Record extracts:

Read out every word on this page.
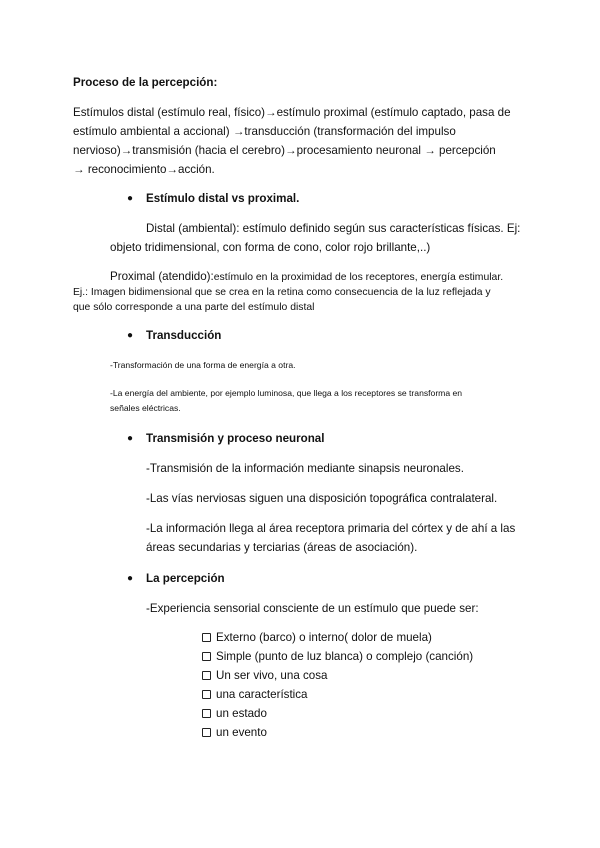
Proceso de la percepción:
Estímulos distal (estímulo real, físico)→estímulo proximal (estímulo captado, pasa de
estímulo ambiental a accional) →transducción (transformación del impulso
nervioso)→transmisión (hacia el cerebro)→procesamiento neuronal → percepción
→ reconocimiento→acción.
● Estímulo distal vs proximal.
Distal (ambiental): estímulo definido según sus características físicas. Ej:
objeto tridimensional, con forma de cono, color rojo brillante,..)
Proximal (atendido):estímulo en la proximidad de los receptores, energía estimular.
Ej.: Imagen bidimensional que se crea en la retina como consecuencia de la luz reflejada y
que sólo corresponde a una parte del estímulo distal
● Transducción
-Transformación de una forma de energía a otra.
-La energía del ambiente, por ejemplo luminosa, que llega a los receptores se transforma en
señales eléctricas.
● Transmisión y proceso neuronal
-Transmisión de la información mediante sinapsis neuronales.
-Las vías nerviosas siguen una disposición topográfica contralateral.
-La información llega al área receptora primaria del córtex y de ahí a las
áreas secundarias y terciarias (áreas de asociación).
● La percepción
-Experiencia sensorial consciente de un estímulo que puede ser:
Externo (barco) o interno( dolor de muela)
Simple (punto de luz blanca) o complejo (canción)
Un ser vivo, una cosa
una característica
un estado
un evento
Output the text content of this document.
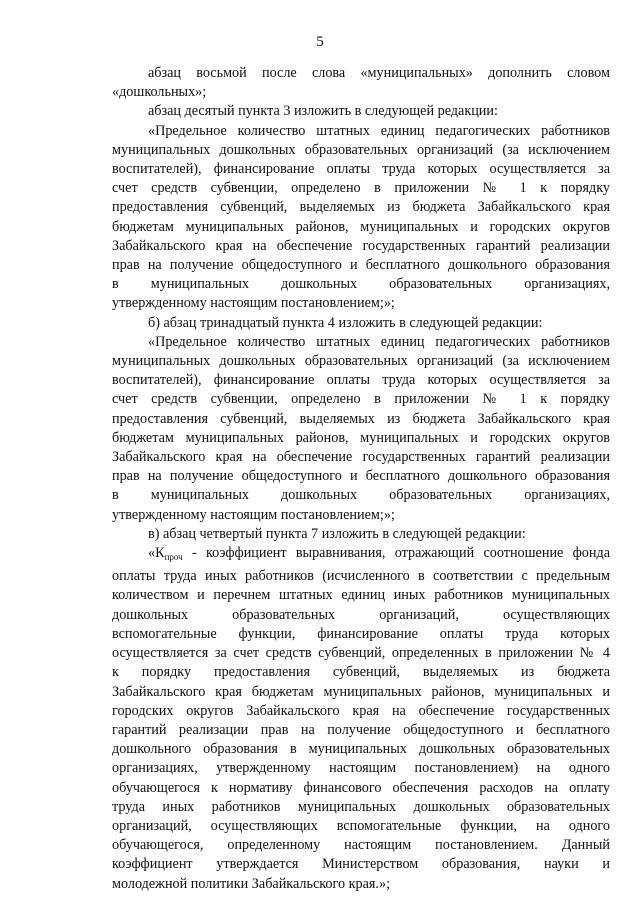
5
абзац восьмой после слова «муниципальных» дополнить словом
«дошкольных»;
абзац десятый пункта 3 изложить в следующей редакции:
«Предельное количество штатных единиц педагогических работников
муниципальных дошкольных образовательных организаций (за исключением
воспитателей), финансирование оплаты труда которых осуществляется за
счет средств субвенции, определено в приложении № 1 к порядку
предоставления субвенций, выделяемых из бюджета Забайкальского края
бюджетам муниципальных районов, муниципальных и городских округов
Забайкальского края на обеспечение государственных гарантий реализации
прав на получение общедоступного и бесплатного дошкольного образования
в муниципальных дошкольных образовательных организациях,
утвержденному настоящим постановлением;»;
б) абзац тринадцатый пункта 4 изложить в следующей редакции:
«Предельное количество штатных единиц педагогических работников
муниципальных дошкольных образовательных организаций (за исключением
воспитателей), финансирование оплаты труда которых осуществляется за
счет средств субвенции, определено в приложении № 1 к порядку
предоставления субвенций, выделяемых из бюджета Забайкальского края
бюджетам муниципальных районов, муниципальных и городских округов
Забайкальского края на обеспечение государственных гарантий реализации
прав на получение общедоступного и бесплатного дошкольного образования
в муниципальных дошкольных образовательных организациях,
утвержденному настоящим постановлением;»;
в) абзац четвертый пункта 7 изложить в следующей редакции:
«$К_{проч}$ - коэффициент выравнивания, отражающий соотношение фонда
оплаты труда иных работников (исчисленного в соответствии с предельным
количеством и перечнем штатных единиц иных работников муниципальных
дошкольных образовательных организаций, осуществляющих
вспомогательные функции, финансирование оплаты труда которых
осуществляется за счет средств субвенций, определенных в приложении № 4
к порядку предоставления субвенций, выделяемых из бюджета
Забайкальского края бюджетам муниципальных районов, муниципальных и
городских округов Забайкальского края на обеспечение государственных
гарантий реализации прав на получение общедоступного и бесплатного
дошкольного образования в муниципальных дошкольных образовательных
организациях, утвержденному настоящим постановлением) на одного
обучающегося к нормативу финансового обеспечения расходов на оплату
труда иных работников муниципальных дошкольных образовательных
организаций, осуществляющих вспомогательные функции, на одного
обучающегося, определенному настоящим постановлением. Данный
коэффициент утверждается Министерством образования, науки и
молодежной политики Забайкальского края.»;
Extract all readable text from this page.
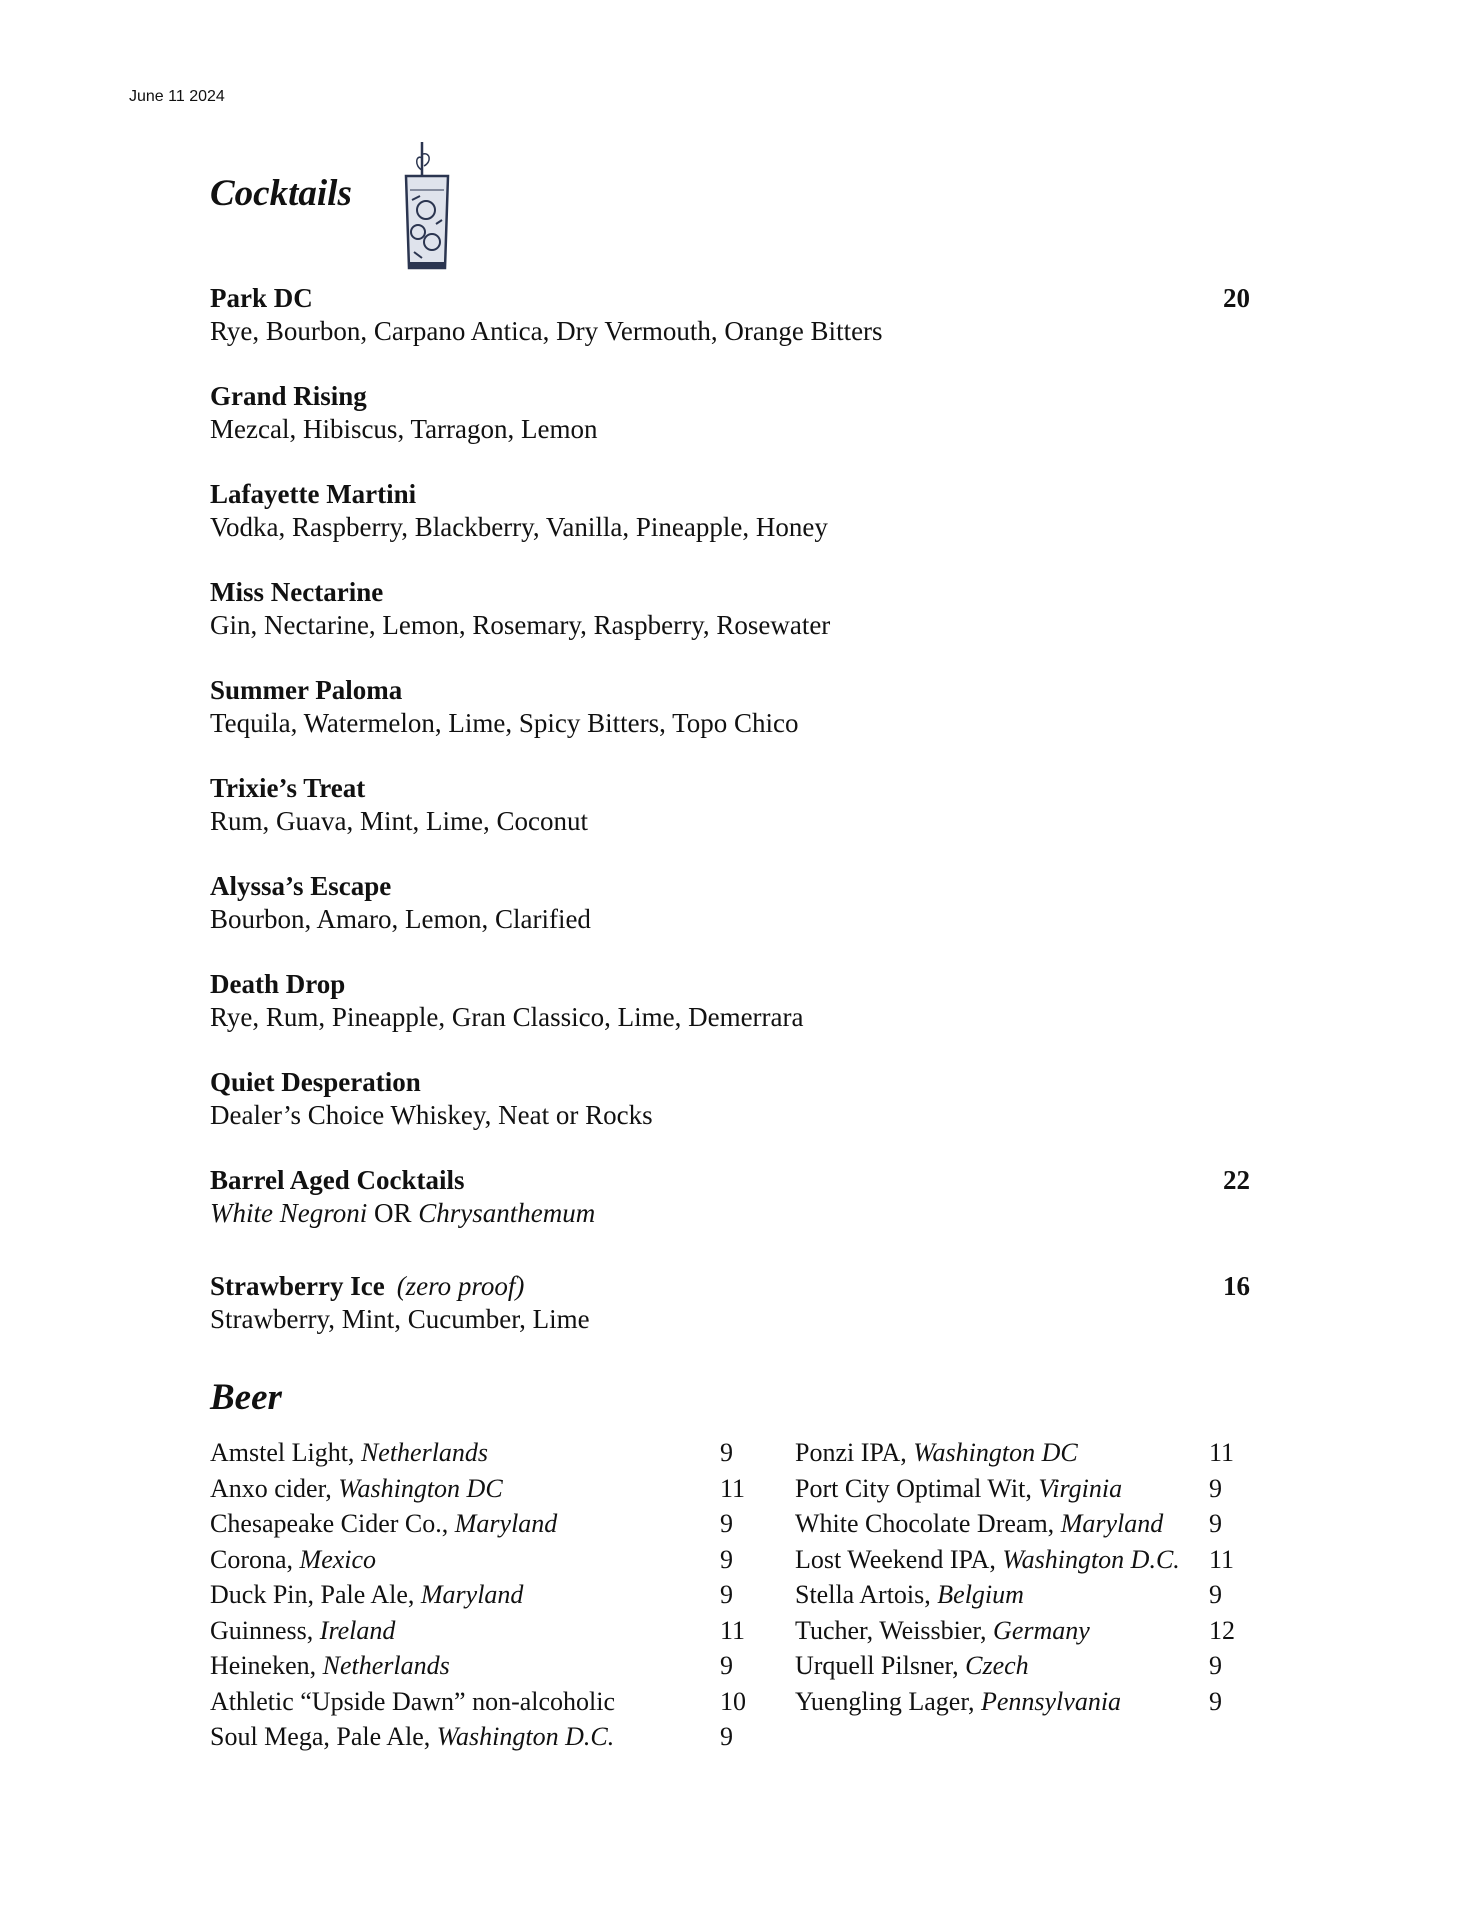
June 11 2024
Cocktails
Park DC	20
Rye, Bourbon, Carpano Antica, Dry Vermouth, Orange Bitters
Grand Rising
Mezcal, Hibiscus, Tarragon, Lemon
Lafayette Martini
Vodka, Raspberry, Blackberry, Vanilla, Pineapple, Honey
Miss Nectarine
Gin, Nectarine, Lemon, Rosemary, Raspberry, Rosewater
Summer Paloma
Tequila, Watermelon, Lime, Spicy Bitters, Topo Chico
Trixie’s Treat
Rum, Guava, Mint, Lime, Coconut
Alyssa’s Escape
Bourbon, Amaro, Lemon, Clarified
Death Drop
Rye, Rum, Pineapple, Gran Classico, Lime, Demerrara
Quiet Desperation
Dealer’s Choice Whiskey, Neat or Rocks
Barrel Aged Cocktails	22
White Negroni OR Chrysanthemum
Strawberry Ice (zero proof)	16
Strawberry, Mint, Cucumber, Lime
Beer
Amstel Light, Netherlands	9
Anxo cider, Washington DC	11
Chesapeake Cider Co., Maryland	9
Corona, Mexico	9
Duck Pin, Pale Ale, Maryland	9
Guinness, Ireland	11
Heineken, Netherlands	9
Athletic “Upside Dawn” non-alcoholic	10
Soul Mega, Pale Ale, Washington D.C.	9
Ponzi IPA, Washington DC	11
Port City Optimal Wit, Virginia	9
White Chocolate Dream, Maryland 9
Lost Weekend IPA, Washington D.C. 11
Stella Artois, Belgium	9
Tucher, Weissbier, Germany	12
Urquell Pilsner, Czech	9
Yuengling Lager, Pennsylvania	9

Brief: The records above should be reproduced exactly, with no pictures included.

Exercise solution:
Read out every word on this page.
Proceso de la percepción:
Estímulos distal (estímulo real, físico)→estímulo proximal (estímulo captado, pasa de
estímulo ambiental a accional) →transducción (transformación del impulso
nervioso)→transmisión (hacia el cerebro)→procesamiento neuronal → percepción
→ reconocimiento→acción.
● Estímulo distal vs proximal.
Distal (ambiental): estímulo definido según sus características físicas. Ej:
objeto tridimensional, con forma de cono, color rojo brillante,..)
Proximal (atendido):estímulo en la proximidad de los receptores, energía estimular.
Ej.: Imagen bidimensional que se crea en la retina como consecuencia de la luz reflejada y
que sólo corresponde a una parte del estímulo distal
● Transducción
-Transformación de una forma de energía a otra.
-La energía del ambiente, por ejemplo luminosa, que llega a los receptores se transforma en
señales eléctricas.
● Transmisión y proceso neuronal
-Transmisión de la información mediante sinapsis neuronales.
-Las vías nerviosas siguen una disposición topográfica contralateral.
-La información llega al área receptora primaria del córtex y de ahí a las
áreas secundarias y terciarias (áreas de asociación).
● La percepción
-Experiencia sensorial consciente de un estímulo que puede ser:
Externo (barco) o interno( dolor de muela)
Simple (punto de luz blanca) o complejo (canción)
Un ser vivo, una cosa
una característica
un estado
un evento
Output the text content of this document.
5
абзац восьмой после слова «муниципальных» дополнить словом
«дошкольных»;
абзац десятый пункта 3 изложить в следующей редакции:
«Предельное количество штатных единиц педагогических работников
муниципальных дошкольных образовательных организаций (за исключением
воспитателей), финансирование оплаты труда которых осуществляется за
счет средств субвенции, определено в приложении № 1 к порядку
предоставления субвенций, выделяемых из бюджета Забайкальского края
бюджетам муниципальных районов, муниципальных и городских округов
Забайкальского края на обеспечение государственных гарантий реализации
прав на получение общедоступного и бесплатного дошкольного образования
в муниципальных дошкольных образовательных организациях,
утвержденному настоящим постановлением;»;
б) абзац тринадцатый пункта 4 изложить в следующей редакции:
«Предельное количество штатных единиц педагогических работников
муниципальных дошкольных образовательных организаций (за исключением
воспитателей), финансирование оплаты труда которых осуществляется за
счет средств субвенции, определено в приложении № 1 к порядку
предоставления субвенций, выделяемых из бюджета Забайкальского края
бюджетам муниципальных районов, муниципальных и городских округов
Забайкальского края на обеспечение государственных гарантий реализации
прав на получение общедоступного и бесплатного дошкольного образования
в муниципальных дошкольных образовательных организациях,
утвержденному настоящим постановлением;»;
в) абзац четвертый пункта 7 изложить в следующей редакции:
«$К_{проч}$ - коэффициент выравнивания, отражающий соотношение фонда
оплаты труда иных работников (исчисленного в соответствии с предельным
количеством и перечнем штатных единиц иных работников муниципальных
дошкольных образовательных организаций, осуществляющих
вспомогательные функции, финансирование оплаты труда которых
осуществляется за счет средств субвенций, определенных в приложении № 4
к порядку предоставления субвенций, выделяемых из бюджета
Забайкальского края бюджетам муниципальных районов, муниципальных и
городских округов Забайкальского края на обеспечение государственных
гарантий реализации прав на получение общедоступного и бесплатного
дошкольного образования в муниципальных дошкольных образовательных
организациях, утвержденному настоящим постановлением) на одного
обучающегося к нормативу финансового обеспечения расходов на оплату
труда иных работников муниципальных дошкольных образовательных
организаций, осуществляющих вспомогательные функции, на одного
обучающегося, определенному настоящим постановлением. Данный
коэффициент утверждается Министерством образования, науки и
молодежной политики Забайкальского края.»;
Extract all readable text from this page.
June 11 2024
Cocktails
Park DC	20
Rye, Bourbon, Carpano Antica, Dry Vermouth, Orange Bitters
Grand Rising
Mezcal, Hibiscus, Tarragon, Lemon
Lafayette Martini
Vodka, Raspberry, Blackberry, Vanilla, Pineapple, Honey
Miss Nectarine
Gin, Nectarine, Lemon, Rosemary, Raspberry, Rosewater
Summer Paloma
Tequila, Watermelon, Lime, Spicy Bitters, Topo Chico
Trixie’s Treat
Rum, Guava, Mint, Lime, Coconut
Alyssa’s Escape
Bourbon, Amaro, Lemon, Clarified
Death Drop
Rye, Rum, Pineapple, Gran Classico, Lime, Demerrara
Quiet Desperation
Dealer’s Choice Whiskey, Neat or Rocks
Barrel Aged Cocktails	22
White Negroni OR Chrysanthemum
Strawberry Ice (zero proof)	16
Strawberry, Mint, Cucumber, Lime
Beer
Amstel Light, Netherlands	9
Anxo cider, Washington DC	11
Chesapeake Cider Co., Maryland	9
Corona, Mexico	9
Duck Pin, Pale Ale, Maryland	9
Guinness, Ireland	11
Heineken, Netherlands	9
Athletic “Upside Dawn” non-alcoholic	10
Soul Mega, Pale Ale, Washington D.C.	9
Ponzi IPA, Washington DC	11
Port City Optimal Wit, Virginia	9
White Chocolate Dream, Maryland 9
Lost Weekend IPA, Washington D.C. 11
Stella Artois, Belgium	9
Tucher, Weissbier, Germany	12
Urquell Pilsner, Czech	9
Yuengling Lager, Pennsylvania	9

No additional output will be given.